- **ENTRIES PROVIDED**:

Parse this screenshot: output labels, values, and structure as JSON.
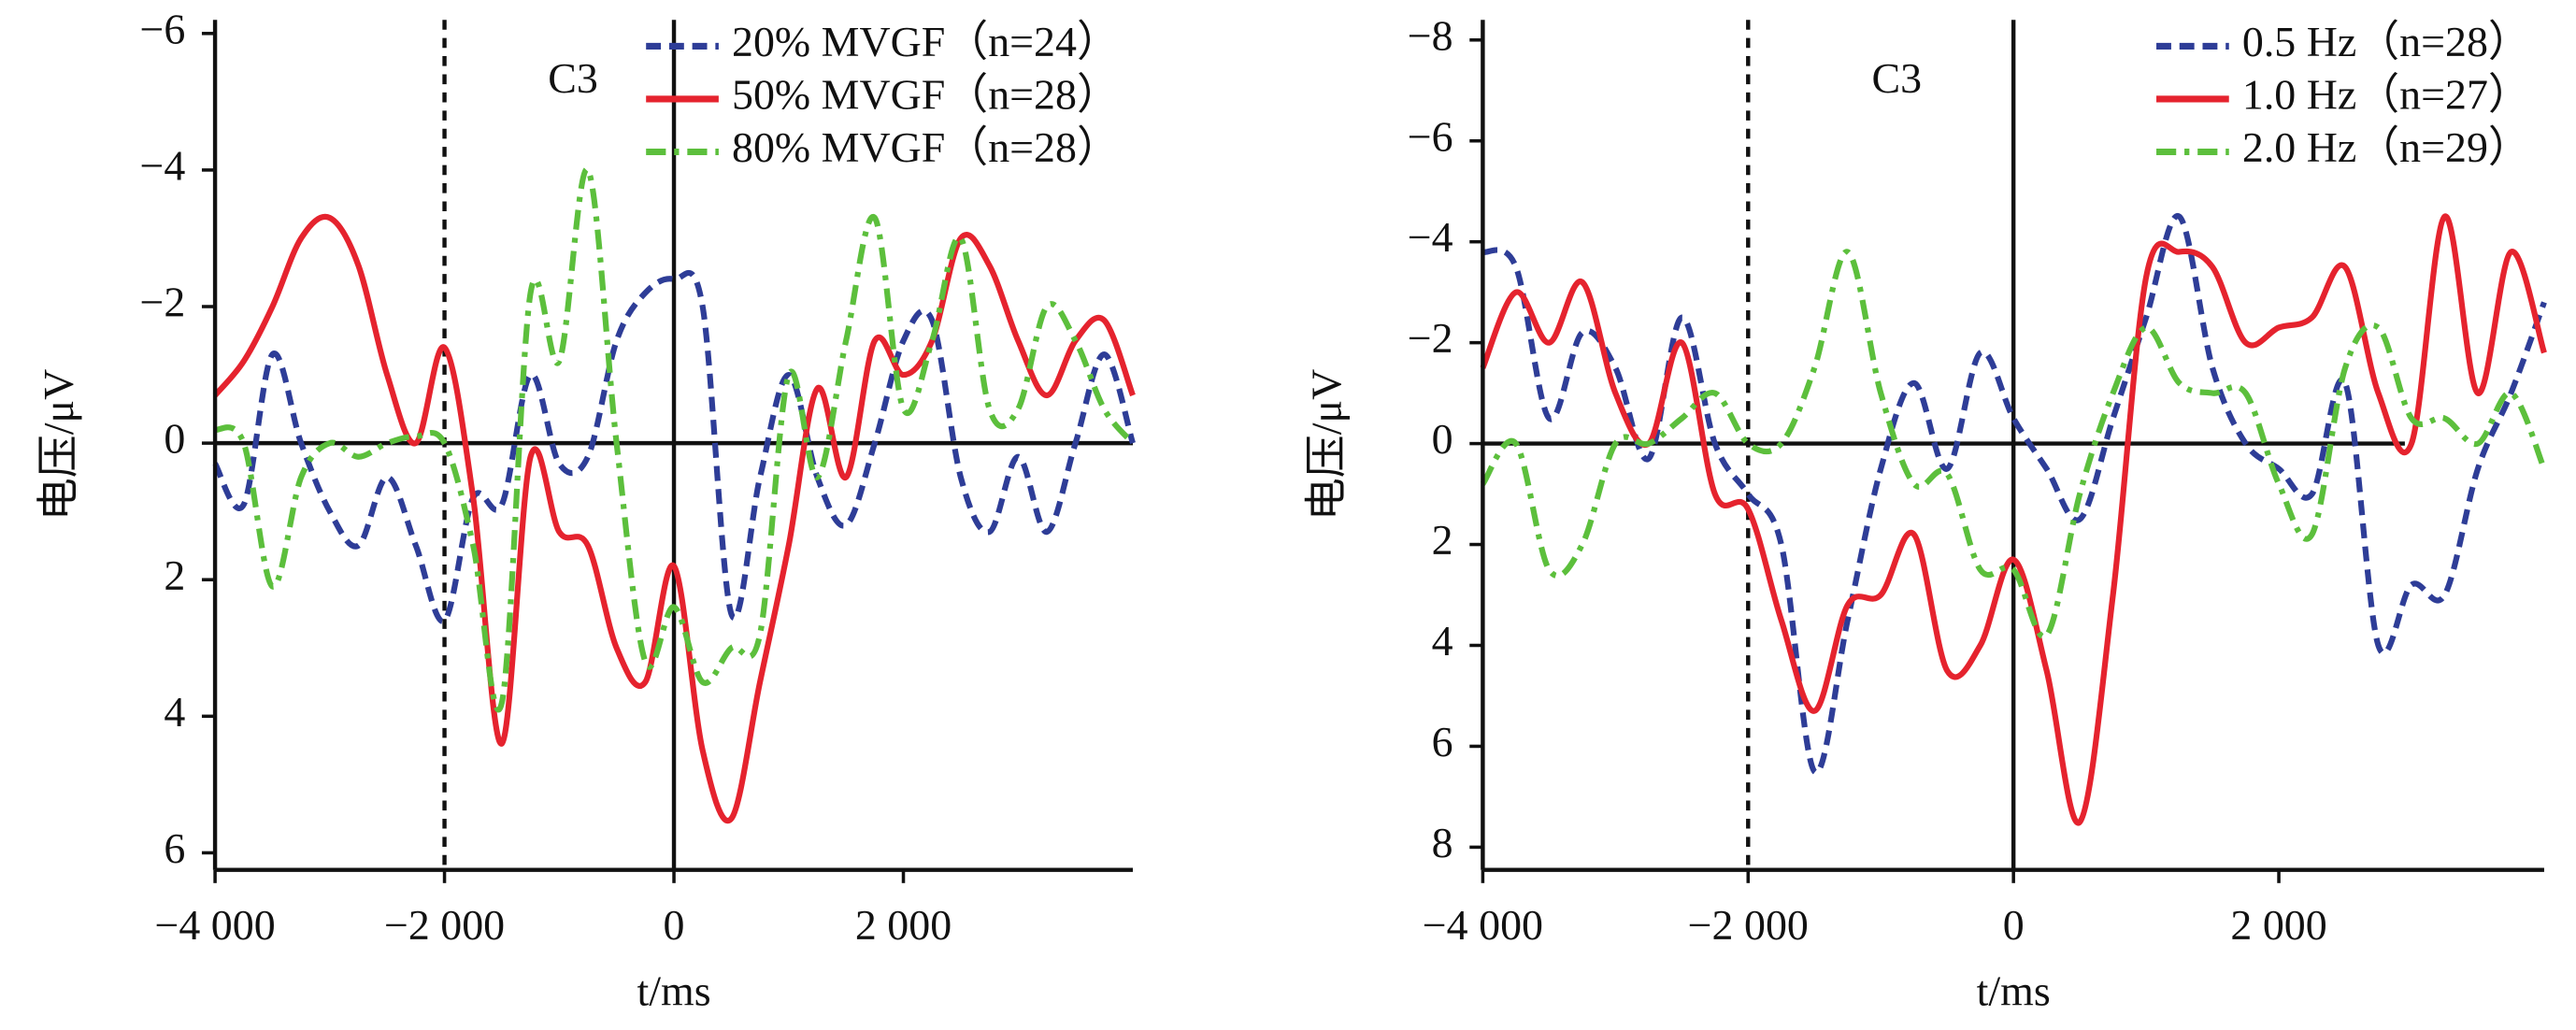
{
  "chart_data": [
    {
      "type": "line",
      "annotation": "C3",
      "xlabel": "t/ms",
      "ylabel": "电压/μV",
      "x": [
        -4000,
        -3750,
        -3500,
        -3250,
        -3000,
        -2750,
        -2500,
        -2250,
        -2000,
        -1750,
        -1500,
        -1250,
        -1000,
        -750,
        -500,
        -250,
        0,
        250,
        500,
        750,
        1000,
        1250,
        1500,
        1750,
        2000,
        2250,
        2500,
        2750,
        3000,
        3250,
        3500,
        3750,
        4000
      ],
      "xlim": [
        -4000,
        4000
      ],
      "xticks": [
        {
          "value": -4000,
          "label": "−4 000"
        },
        {
          "value": -2000,
          "label": "−2 000"
        },
        0,
        {
          "value": 2000,
          "label": "2 000"
        }
      ],
      "ylim": [
        -6.2,
        6.25
      ],
      "y_inverted": true,
      "yticks": [
        {
          "value": -6,
          "label": "−6"
        },
        {
          "value": -4,
          "label": "−4"
        },
        {
          "value": -2,
          "label": "−2"
        },
        0,
        2,
        4,
        6
      ],
      "vlines": [
        {
          "x": -2000,
          "style": "dashed"
        },
        {
          "x": 0,
          "style": "solid"
        }
      ],
      "hline": {
        "y": 0,
        "xmax": 4000
      },
      "legend": "upper right",
      "series": [
        {
          "name": "20% MVGF（n=24）",
          "color": "#2e3d97",
          "style": "dashed",
          "values": [
            0.3,
            0.9,
            -1.3,
            0,
            1.0,
            1.5,
            0.5,
            1.5,
            2.6,
            0.8,
            0.9,
            -1.0,
            0.3,
            0.2,
            -1.5,
            -2.2,
            -2.4,
            -2.0,
            2.5,
            0.5,
            -1.0,
            0.5,
            1.2,
            0,
            -1.5,
            -1.8,
            0.5,
            1.3,
            0.2,
            1.3,
            0,
            -1.3,
            0
          ]
        },
        {
          "name": "50% MVGF（n=28）",
          "color": "#e5232e",
          "style": "solid",
          "values": [
            -0.7,
            -1.2,
            -2.0,
            -3.0,
            -3.3,
            -2.6,
            -1.0,
            0,
            -1.4,
            0.8,
            4.4,
            0.2,
            1.3,
            1.5,
            3.0,
            3.5,
            1.8,
            4.5,
            5.5,
            3.5,
            1.5,
            -0.8,
            0.5,
            -1.5,
            -1.0,
            -1.5,
            -3.0,
            -2.6,
            -1.5,
            -0.7,
            -1.5,
            -1.8,
            -0.7
          ]
        },
        {
          "name": "80% MVGF（n=28）",
          "color": "#5cbf3c",
          "style": "dashdot",
          "values": [
            -0.2,
            0,
            2.1,
            0.5,
            0,
            0.2,
            0,
            -0.1,
            0,
            1.5,
            3.8,
            -2.2,
            -1.2,
            -4.0,
            0,
            3.2,
            2.4,
            3.5,
            3.0,
            2.8,
            -1.0,
            0.5,
            -1.5,
            -3.3,
            -0.5,
            -1.5,
            -3.0,
            -0.5,
            -0.5,
            -2.0,
            -1.5,
            -0.5,
            0
          ]
        }
      ]
    },
    {
      "type": "line",
      "annotation": "C3",
      "xlabel": "t/ms",
      "ylabel": "电压/μV",
      "x": [
        -4000,
        -3750,
        -3500,
        -3250,
        -3000,
        -2750,
        -2500,
        -2250,
        -2000,
        -1750,
        -1500,
        -1250,
        -1000,
        -750,
        -500,
        -250,
        0,
        250,
        500,
        750,
        1000,
        1250,
        1500,
        1750,
        2000,
        2250,
        2500,
        2750,
        3000,
        3250,
        3500,
        3750,
        4000
      ],
      "xlim": [
        -4000,
        4000
      ],
      "xticks": [
        {
          "value": -4000,
          "label": "−4 000"
        },
        {
          "value": -2000,
          "label": "−2 000"
        },
        0,
        {
          "value": 2000,
          "label": "2 000"
        }
      ],
      "ylim": [
        -8.4,
        8.45
      ],
      "y_inverted": true,
      "yticks": [
        {
          "value": -8,
          "label": "−8"
        },
        {
          "value": -6,
          "label": "−6"
        },
        {
          "value": -4,
          "label": "−4"
        },
        {
          "value": -2,
          "label": "−2"
        },
        0,
        2,
        4,
        6,
        8
      ],
      "vlines": [
        {
          "x": -2000,
          "style": "dashed"
        },
        {
          "x": 0,
          "style": "solid"
        }
      ],
      "hline": {
        "y": 0,
        "xmax": 2950
      },
      "legend": "upper right",
      "series": [
        {
          "name": "0.5 Hz（n=28）",
          "color": "#2e3d97",
          "style": "dashed",
          "values": [
            -3.8,
            -3.5,
            -0.5,
            -2.2,
            -1.5,
            0.3,
            -2.5,
            0,
            1.0,
            2.0,
            6.5,
            3.5,
            0.5,
            -1.2,
            0.5,
            -1.8,
            -0.5,
            0.5,
            1.5,
            -0.5,
            -2.5,
            -4.5,
            -1.5,
            0,
            0.5,
            1.0,
            -1.2,
            4.0,
            2.8,
            3.0,
            0.5,
            -1.0,
            -2.8
          ]
        },
        {
          "name": "1.0 Hz（n=27）",
          "color": "#e5232e",
          "style": "solid",
          "values": [
            -1.5,
            -3.0,
            -2.0,
            -3.2,
            -1.0,
            0,
            -2.0,
            1.0,
            1.3,
            3.5,
            5.3,
            3.2,
            3.0,
            1.8,
            4.5,
            4.0,
            2.3,
            4.5,
            7.5,
            3.0,
            -3.3,
            -3.8,
            -3.5,
            -2.0,
            -2.3,
            -2.5,
            -3.5,
            -1.0,
            0,
            -4.5,
            -1.0,
            -3.8,
            -1.8
          ]
        },
        {
          "name": "2.0 Hz（n=29）",
          "color": "#5cbf3c",
          "style": "dashdot",
          "values": [
            0.8,
            0,
            2.5,
            2.0,
            0,
            0,
            -0.5,
            -1.0,
            0,
            0,
            -1.5,
            -3.8,
            -1.0,
            0.8,
            0.6,
            2.5,
            2.5,
            3.8,
            1.0,
            -1.0,
            -2.3,
            -1.2,
            -1.0,
            -1.0,
            0.8,
            1.8,
            -1.5,
            -2.3,
            -0.5,
            -0.5,
            0,
            -1.0,
            0.5
          ]
        }
      ]
    }
  ]
}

- **SET EXERCISE**: Give the data above again in full and unchanged, skipping the pictures.

- **SOLUTION**:
Parse this screenshot: output labels, values, and structure as JSON.
{
  "chart_data": [
    {
      "type": "line",
      "annotation": "C3",
      "xlabel": "t/ms",
      "ylabel": "电压/μV",
      "x": [
        -4000,
        -3750,
        -3500,
        -3250,
        -3000,
        -2750,
        -2500,
        -2250,
        -2000,
        -1750,
        -1500,
        -1250,
        -1000,
        -750,
        -500,
        -250,
        0,
        250,
        500,
        750,
        1000,
        1250,
        1500,
        1750,
        2000,
        2250,
        2500,
        2750,
        3000,
        3250,
        3500,
        3750,
        4000
      ],
      "xlim": [
        -4000,
        4000
      ],
      "xticks": [
        {
          "value": -4000,
          "label": "−4 000"
        },
        {
          "value": -2000,
          "label": "−2 000"
        },
        0,
        {
          "value": 2000,
          "label": "2 000"
        }
      ],
      "ylim": [
        -6.2,
        6.25
      ],
      "y_inverted": true,
      "yticks": [
        {
          "value": -6,
          "label": "−6"
        },
        {
          "value": -4,
          "label": "−4"
        },
        {
          "value": -2,
          "label": "−2"
        },
        0,
        2,
        4,
        6
      ],
      "vlines": [
        {
          "x": -2000,
          "style": "dashed"
        },
        {
          "x": 0,
          "style": "solid"
        }
      ],
      "hline": {
        "y": 0,
        "xmax": 4000
      },
      "legend": "upper right",
      "series": [
        {
          "name": "20% MVGF（n=24）",
          "color": "#2e3d97",
          "style": "dashed",
          "values": [
            0.3,
            0.9,
            -1.3,
            0,
            1.0,
            1.5,
            0.5,
            1.5,
            2.6,
            0.8,
            0.9,
            -1.0,
            0.3,
            0.2,
            -1.5,
            -2.2,
            -2.4,
            -2.0,
            2.5,
            0.5,
            -1.0,
            0.5,
            1.2,
            0,
            -1.5,
            -1.8,
            0.5,
            1.3,
            0.2,
            1.3,
            0,
            -1.3,
            0
          ]
        },
        {
          "name": "50% MVGF（n=28）",
          "color": "#e5232e",
          "style": "solid",
          "values": [
            -0.7,
            -1.2,
            -2.0,
            -3.0,
            -3.3,
            -2.6,
            -1.0,
            0,
            -1.4,
            0.8,
            4.4,
            0.2,
            1.3,
            1.5,
            3.0,
            3.5,
            1.8,
            4.5,
            5.5,
            3.5,
            1.5,
            -0.8,
            0.5,
            -1.5,
            -1.0,
            -1.5,
            -3.0,
            -2.6,
            -1.5,
            -0.7,
            -1.5,
            -1.8,
            -0.7
          ]
        },
        {
          "name": "80% MVGF（n=28）",
          "color": "#5cbf3c",
          "style": "dashdot",
          "values": [
            -0.2,
            0,
            2.1,
            0.5,
            0,
            0.2,
            0,
            -0.1,
            0,
            1.5,
            3.8,
            -2.2,
            -1.2,
            -4.0,
            0,
            3.2,
            2.4,
            3.5,
            3.0,
            2.8,
            -1.0,
            0.5,
            -1.5,
            -3.3,
            -0.5,
            -1.5,
            -3.0,
            -0.5,
            -0.5,
            -2.0,
            -1.5,
            -0.5,
            0
          ]
        }
      ]
    },
    {
      "type": "line",
      "annotation": "C3",
      "xlabel": "t/ms",
      "ylabel": "电压/μV",
      "x": [
        -4000,
        -3750,
        -3500,
        -3250,
        -3000,
        -2750,
        -2500,
        -2250,
        -2000,
        -1750,
        -1500,
        -1250,
        -1000,
        -750,
        -500,
        -250,
        0,
        250,
        500,
        750,
        1000,
        1250,
        1500,
        1750,
        2000,
        2250,
        2500,
        2750,
        3000,
        3250,
        3500,
        3750,
        4000
      ],
      "xlim": [
        -4000,
        4000
      ],
      "xticks": [
        {
          "value": -4000,
          "label": "−4 000"
        },
        {
          "value": -2000,
          "label": "−2 000"
        },
        0,
        {
          "value": 2000,
          "label": "2 000"
        }
      ],
      "ylim": [
        -8.4,
        8.45
      ],
      "y_inverted": true,
      "yticks": [
        {
          "value": -8,
          "label": "−8"
        },
        {
          "value": -6,
          "label": "−6"
        },
        {
          "value": -4,
          "label": "−4"
        },
        {
          "value": -2,
          "label": "−2"
        },
        0,
        2,
        4,
        6,
        8
      ],
      "vlines": [
        {
          "x": -2000,
          "style": "dashed"
        },
        {
          "x": 0,
          "style": "solid"
        }
      ],
      "hline": {
        "y": 0,
        "xmax": 2950
      },
      "legend": "upper right",
      "series": [
        {
          "name": "0.5 Hz（n=28）",
          "color": "#2e3d97",
          "style": "dashed",
          "values": [
            -3.8,
            -3.5,
            -0.5,
            -2.2,
            -1.5,
            0.3,
            -2.5,
            0,
            1.0,
            2.0,
            6.5,
            3.5,
            0.5,
            -1.2,
            0.5,
            -1.8,
            -0.5,
            0.5,
            1.5,
            -0.5,
            -2.5,
            -4.5,
            -1.5,
            0,
            0.5,
            1.0,
            -1.2,
            4.0,
            2.8,
            3.0,
            0.5,
            -1.0,
            -2.8
          ]
        },
        {
          "name": "1.0 Hz（n=27）",
          "color": "#e5232e",
          "style": "solid",
          "values": [
            -1.5,
            -3.0,
            -2.0,
            -3.2,
            -1.0,
            0,
            -2.0,
            1.0,
            1.3,
            3.5,
            5.3,
            3.2,
            3.0,
            1.8,
            4.5,
            4.0,
            2.3,
            4.5,
            7.5,
            3.0,
            -3.3,
            -3.8,
            -3.5,
            -2.0,
            -2.3,
            -2.5,
            -3.5,
            -1.0,
            0,
            -4.5,
            -1.0,
            -3.8,
            -1.8
          ]
        },
        {
          "name": "2.0 Hz（n=29）",
          "color": "#5cbf3c",
          "style": "dashdot",
          "values": [
            0.8,
            0,
            2.5,
            2.0,
            0,
            0,
            -0.5,
            -1.0,
            0,
            0,
            -1.5,
            -3.8,
            -1.0,
            0.8,
            0.6,
            2.5,
            2.5,
            3.8,
            1.0,
            -1.0,
            -2.3,
            -1.2,
            -1.0,
            -1.0,
            0.8,
            1.8,
            -1.5,
            -2.3,
            -0.5,
            -0.5,
            0,
            -1.0,
            0.5
          ]
        }
      ]
    }
  ]
}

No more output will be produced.